- [WRITTEN REQUEST] Reproduce the material in full, unchanged.

==== PROVIDED RECORDS

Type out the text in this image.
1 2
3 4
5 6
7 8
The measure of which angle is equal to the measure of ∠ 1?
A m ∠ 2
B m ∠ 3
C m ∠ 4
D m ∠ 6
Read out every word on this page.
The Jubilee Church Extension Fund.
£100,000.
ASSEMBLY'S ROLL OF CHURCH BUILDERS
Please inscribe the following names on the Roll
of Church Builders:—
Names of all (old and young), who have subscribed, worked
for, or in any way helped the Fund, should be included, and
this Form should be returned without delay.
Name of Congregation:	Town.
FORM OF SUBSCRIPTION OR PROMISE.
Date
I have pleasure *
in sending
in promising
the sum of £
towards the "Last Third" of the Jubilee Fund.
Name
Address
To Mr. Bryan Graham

========

- [ANSWER BELOW]
Type out the text in this image.
1 2
3 4
5 6
7 8
The measure of which angle is equal to the measure of ∠ 1?
A m ∠ 2
B m ∠ 3
C m ∠ 4
D m ∠ 6
Read out every word on this page.
The Jubilee Church Extension Fund.
£100,000.
ASSEMBLY'S ROLL OF CHURCH BUILDERS
Please inscribe the following names on the Roll
of Church Builders:—
Names of all (old and young), who have subscribed, worked
for, or in any way helped the Fund, should be included, and
this Form should be returned without delay.
Name of Congregation:	Town.
FORM OF SUBSCRIPTION OR PROMISE.
Date
I have pleasure *
in sending
in promising
the sum of £
towards the "Last Third" of the Jubilee Fund.
Name
Address
To Mr. Bryan Graham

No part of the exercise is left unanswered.